Give the material again in full, matching it exactly.
* * * * * * * * *
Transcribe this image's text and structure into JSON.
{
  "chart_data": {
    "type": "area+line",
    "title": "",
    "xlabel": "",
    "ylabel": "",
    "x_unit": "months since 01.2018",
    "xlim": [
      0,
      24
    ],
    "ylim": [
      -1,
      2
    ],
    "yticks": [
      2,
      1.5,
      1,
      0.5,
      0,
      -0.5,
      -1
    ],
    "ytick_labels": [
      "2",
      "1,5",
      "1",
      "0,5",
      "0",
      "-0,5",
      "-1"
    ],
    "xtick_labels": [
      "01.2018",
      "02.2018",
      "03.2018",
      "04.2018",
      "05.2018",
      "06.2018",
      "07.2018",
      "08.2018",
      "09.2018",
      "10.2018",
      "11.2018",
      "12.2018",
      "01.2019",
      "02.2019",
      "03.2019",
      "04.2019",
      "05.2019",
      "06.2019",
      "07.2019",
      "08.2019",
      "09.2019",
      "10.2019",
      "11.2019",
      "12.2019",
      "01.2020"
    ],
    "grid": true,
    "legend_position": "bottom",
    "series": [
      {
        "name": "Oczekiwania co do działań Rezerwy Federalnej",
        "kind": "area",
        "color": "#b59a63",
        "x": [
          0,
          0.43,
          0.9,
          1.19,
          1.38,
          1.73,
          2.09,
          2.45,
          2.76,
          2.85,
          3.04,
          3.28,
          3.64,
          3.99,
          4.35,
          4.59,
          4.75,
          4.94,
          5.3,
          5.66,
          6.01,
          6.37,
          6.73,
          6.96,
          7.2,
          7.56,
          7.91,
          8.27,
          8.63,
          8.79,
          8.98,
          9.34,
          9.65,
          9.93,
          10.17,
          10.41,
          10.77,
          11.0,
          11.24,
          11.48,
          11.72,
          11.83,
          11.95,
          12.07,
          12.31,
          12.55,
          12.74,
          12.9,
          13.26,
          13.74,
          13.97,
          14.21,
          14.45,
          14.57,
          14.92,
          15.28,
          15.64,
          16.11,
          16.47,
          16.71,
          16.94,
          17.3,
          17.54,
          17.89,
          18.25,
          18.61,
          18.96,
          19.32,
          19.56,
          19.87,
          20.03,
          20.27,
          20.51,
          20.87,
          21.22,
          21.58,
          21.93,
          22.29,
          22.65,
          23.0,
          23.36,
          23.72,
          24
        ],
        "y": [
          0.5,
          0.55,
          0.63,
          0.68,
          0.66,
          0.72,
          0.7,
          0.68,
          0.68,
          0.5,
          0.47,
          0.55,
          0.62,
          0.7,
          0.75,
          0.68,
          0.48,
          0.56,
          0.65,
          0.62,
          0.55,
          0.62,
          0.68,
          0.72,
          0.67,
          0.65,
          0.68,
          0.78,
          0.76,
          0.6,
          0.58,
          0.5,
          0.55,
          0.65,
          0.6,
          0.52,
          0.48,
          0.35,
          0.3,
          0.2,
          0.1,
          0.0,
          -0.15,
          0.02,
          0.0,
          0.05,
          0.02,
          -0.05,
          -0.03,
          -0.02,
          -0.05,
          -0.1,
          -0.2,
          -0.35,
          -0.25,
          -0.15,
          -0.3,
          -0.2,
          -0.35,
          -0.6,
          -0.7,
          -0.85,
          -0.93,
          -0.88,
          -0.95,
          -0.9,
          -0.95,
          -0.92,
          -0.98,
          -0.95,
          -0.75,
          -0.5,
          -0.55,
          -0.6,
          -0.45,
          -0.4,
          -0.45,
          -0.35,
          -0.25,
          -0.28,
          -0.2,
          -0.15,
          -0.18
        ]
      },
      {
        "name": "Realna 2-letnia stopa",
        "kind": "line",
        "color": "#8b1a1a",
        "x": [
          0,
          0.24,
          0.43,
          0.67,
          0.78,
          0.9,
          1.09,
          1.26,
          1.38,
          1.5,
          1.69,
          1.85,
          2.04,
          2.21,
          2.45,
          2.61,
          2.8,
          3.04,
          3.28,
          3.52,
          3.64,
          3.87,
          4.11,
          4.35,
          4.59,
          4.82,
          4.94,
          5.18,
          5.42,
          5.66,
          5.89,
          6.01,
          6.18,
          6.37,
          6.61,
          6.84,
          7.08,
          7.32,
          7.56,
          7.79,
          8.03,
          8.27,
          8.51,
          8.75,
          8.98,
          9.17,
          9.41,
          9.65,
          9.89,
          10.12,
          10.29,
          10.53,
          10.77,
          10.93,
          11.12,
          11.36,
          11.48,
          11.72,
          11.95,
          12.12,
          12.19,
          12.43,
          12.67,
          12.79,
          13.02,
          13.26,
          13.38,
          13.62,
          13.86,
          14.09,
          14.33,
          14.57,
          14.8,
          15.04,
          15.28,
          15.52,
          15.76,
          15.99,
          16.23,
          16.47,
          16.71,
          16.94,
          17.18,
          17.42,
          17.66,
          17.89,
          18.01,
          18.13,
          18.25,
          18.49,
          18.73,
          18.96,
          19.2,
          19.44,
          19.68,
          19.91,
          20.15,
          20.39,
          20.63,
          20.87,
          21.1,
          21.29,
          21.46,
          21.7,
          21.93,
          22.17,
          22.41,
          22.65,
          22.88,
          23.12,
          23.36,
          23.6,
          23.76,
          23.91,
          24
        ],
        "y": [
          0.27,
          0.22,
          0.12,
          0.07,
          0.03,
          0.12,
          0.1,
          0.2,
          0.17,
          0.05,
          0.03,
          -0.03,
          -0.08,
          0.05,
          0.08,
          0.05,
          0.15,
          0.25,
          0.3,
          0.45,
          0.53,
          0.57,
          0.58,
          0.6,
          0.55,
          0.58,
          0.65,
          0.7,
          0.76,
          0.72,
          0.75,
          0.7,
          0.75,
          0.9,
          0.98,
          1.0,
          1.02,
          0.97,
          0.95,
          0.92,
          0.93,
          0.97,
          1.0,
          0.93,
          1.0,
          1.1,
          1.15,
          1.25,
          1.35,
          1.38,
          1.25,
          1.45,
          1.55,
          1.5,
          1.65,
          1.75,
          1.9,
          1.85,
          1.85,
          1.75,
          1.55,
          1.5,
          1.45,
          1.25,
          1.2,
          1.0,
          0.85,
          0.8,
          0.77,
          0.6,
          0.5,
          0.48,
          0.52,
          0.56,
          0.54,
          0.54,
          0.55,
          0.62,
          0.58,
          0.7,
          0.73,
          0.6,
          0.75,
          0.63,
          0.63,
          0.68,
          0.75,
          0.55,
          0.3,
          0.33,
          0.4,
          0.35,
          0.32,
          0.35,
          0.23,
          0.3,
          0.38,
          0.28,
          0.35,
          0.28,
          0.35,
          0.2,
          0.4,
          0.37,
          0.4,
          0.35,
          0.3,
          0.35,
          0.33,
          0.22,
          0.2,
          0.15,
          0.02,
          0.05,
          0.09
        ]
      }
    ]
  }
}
* * * * * * * * *
# Output below
Transcribe this image's text and structure into JSON.
{
  "chart_data": {
    "type": "area+line",
    "title": "",
    "xlabel": "",
    "ylabel": "",
    "x_unit": "months since 01.2018",
    "xlim": [
      0,
      24
    ],
    "ylim": [
      -1,
      2
    ],
    "yticks": [
      2,
      1.5,
      1,
      0.5,
      0,
      -0.5,
      -1
    ],
    "ytick_labels": [
      "2",
      "1,5",
      "1",
      "0,5",
      "0",
      "-0,5",
      "-1"
    ],
    "xtick_labels": [
      "01.2018",
      "02.2018",
      "03.2018",
      "04.2018",
      "05.2018",
      "06.2018",
      "07.2018",
      "08.2018",
      "09.2018",
      "10.2018",
      "11.2018",
      "12.2018",
      "01.2019",
      "02.2019",
      "03.2019",
      "04.2019",
      "05.2019",
      "06.2019",
      "07.2019",
      "08.2019",
      "09.2019",
      "10.2019",
      "11.2019",
      "12.2019",
      "01.2020"
    ],
    "grid": true,
    "legend_position": "bottom",
    "series": [
      {
        "name": "Oczekiwania co do działań Rezerwy Federalnej",
        "kind": "area",
        "color": "#b59a63",
        "x": [
          0,
          0.43,
          0.9,
          1.19,
          1.38,
          1.73,
          2.09,
          2.45,
          2.76,
          2.85,
          3.04,
          3.28,
          3.64,
          3.99,
          4.35,
          4.59,
          4.75,
          4.94,
          5.3,
          5.66,
          6.01,
          6.37,
          6.73,
          6.96,
          7.2,
          7.56,
          7.91,
          8.27,
          8.63,
          8.79,
          8.98,
          9.34,
          9.65,
          9.93,
          10.17,
          10.41,
          10.77,
          11.0,
          11.24,
          11.48,
          11.72,
          11.83,
          11.95,
          12.07,
          12.31,
          12.55,
          12.74,
          12.9,
          13.26,
          13.74,
          13.97,
          14.21,
          14.45,
          14.57,
          14.92,
          15.28,
          15.64,
          16.11,
          16.47,
          16.71,
          16.94,
          17.3,
          17.54,
          17.89,
          18.25,
          18.61,
          18.96,
          19.32,
          19.56,
          19.87,
          20.03,
          20.27,
          20.51,
          20.87,
          21.22,
          21.58,
          21.93,
          22.29,
          22.65,
          23.0,
          23.36,
          23.72,
          24
        ],
        "y": [
          0.5,
          0.55,
          0.63,
          0.68,
          0.66,
          0.72,
          0.7,
          0.68,
          0.68,
          0.5,
          0.47,
          0.55,
          0.62,
          0.7,
          0.75,
          0.68,
          0.48,
          0.56,
          0.65,
          0.62,
          0.55,
          0.62,
          0.68,
          0.72,
          0.67,
          0.65,
          0.68,
          0.78,
          0.76,
          0.6,
          0.58,
          0.5,
          0.55,
          0.65,
          0.6,
          0.52,
          0.48,
          0.35,
          0.3,
          0.2,
          0.1,
          0.0,
          -0.15,
          0.02,
          0.0,
          0.05,
          0.02,
          -0.05,
          -0.03,
          -0.02,
          -0.05,
          -0.1,
          -0.2,
          -0.35,
          -0.25,
          -0.15,
          -0.3,
          -0.2,
          -0.35,
          -0.6,
          -0.7,
          -0.85,
          -0.93,
          -0.88,
          -0.95,
          -0.9,
          -0.95,
          -0.92,
          -0.98,
          -0.95,
          -0.75,
          -0.5,
          -0.55,
          -0.6,
          -0.45,
          -0.4,
          -0.45,
          -0.35,
          -0.25,
          -0.28,
          -0.2,
          -0.15,
          -0.18
        ]
      },
      {
        "name": "Realna 2-letnia stopa",
        "kind": "line",
        "color": "#8b1a1a",
        "x": [
          0,
          0.24,
          0.43,
          0.67,
          0.78,
          0.9,
          1.09,
          1.26,
          1.38,
          1.5,
          1.69,
          1.85,
          2.04,
          2.21,
          2.45,
          2.61,
          2.8,
          3.04,
          3.28,
          3.52,
          3.64,
          3.87,
          4.11,
          4.35,
          4.59,
          4.82,
          4.94,
          5.18,
          5.42,
          5.66,
          5.89,
          6.01,
          6.18,
          6.37,
          6.61,
          6.84,
          7.08,
          7.32,
          7.56,
          7.79,
          8.03,
          8.27,
          8.51,
          8.75,
          8.98,
          9.17,
          9.41,
          9.65,
          9.89,
          10.12,
          10.29,
          10.53,
          10.77,
          10.93,
          11.12,
          11.36,
          11.48,
          11.72,
          11.95,
          12.12,
          12.19,
          12.43,
          12.67,
          12.79,
          13.02,
          13.26,
          13.38,
          13.62,
          13.86,
          14.09,
          14.33,
          14.57,
          14.8,
          15.04,
          15.28,
          15.52,
          15.76,
          15.99,
          16.23,
          16.47,
          16.71,
          16.94,
          17.18,
          17.42,
          17.66,
          17.89,
          18.01,
          18.13,
          18.25,
          18.49,
          18.73,
          18.96,
          19.2,
          19.44,
          19.68,
          19.91,
          20.15,
          20.39,
          20.63,
          20.87,
          21.1,
          21.29,
          21.46,
          21.7,
          21.93,
          22.17,
          22.41,
          22.65,
          22.88,
          23.12,
          23.36,
          23.6,
          23.76,
          23.91,
          24
        ],
        "y": [
          0.27,
          0.22,
          0.12,
          0.07,
          0.03,
          0.12,
          0.1,
          0.2,
          0.17,
          0.05,
          0.03,
          -0.03,
          -0.08,
          0.05,
          0.08,
          0.05,
          0.15,
          0.25,
          0.3,
          0.45,
          0.53,
          0.57,
          0.58,
          0.6,
          0.55,
          0.58,
          0.65,
          0.7,
          0.76,
          0.72,
          0.75,
          0.7,
          0.75,
          0.9,
          0.98,
          1.0,
          1.02,
          0.97,
          0.95,
          0.92,
          0.93,
          0.97,
          1.0,
          0.93,
          1.0,
          1.1,
          1.15,
          1.25,
          1.35,
          1.38,
          1.25,
          1.45,
          1.55,
          1.5,
          1.65,
          1.75,
          1.9,
          1.85,
          1.85,
          1.75,
          1.55,
          1.5,
          1.45,
          1.25,
          1.2,
          1.0,
          0.85,
          0.8,
          0.77,
          0.6,
          0.5,
          0.48,
          0.52,
          0.56,
          0.54,
          0.54,
          0.55,
          0.62,
          0.58,
          0.7,
          0.73,
          0.6,
          0.75,
          0.63,
          0.63,
          0.68,
          0.75,
          0.55,
          0.3,
          0.33,
          0.4,
          0.35,
          0.32,
          0.35,
          0.23,
          0.3,
          0.38,
          0.28,
          0.35,
          0.28,
          0.35,
          0.2,
          0.4,
          0.37,
          0.4,
          0.35,
          0.3,
          0.35,
          0.33,
          0.22,
          0.2,
          0.15,
          0.02,
          0.05,
          0.09
        ]
      }
    ]
  }
}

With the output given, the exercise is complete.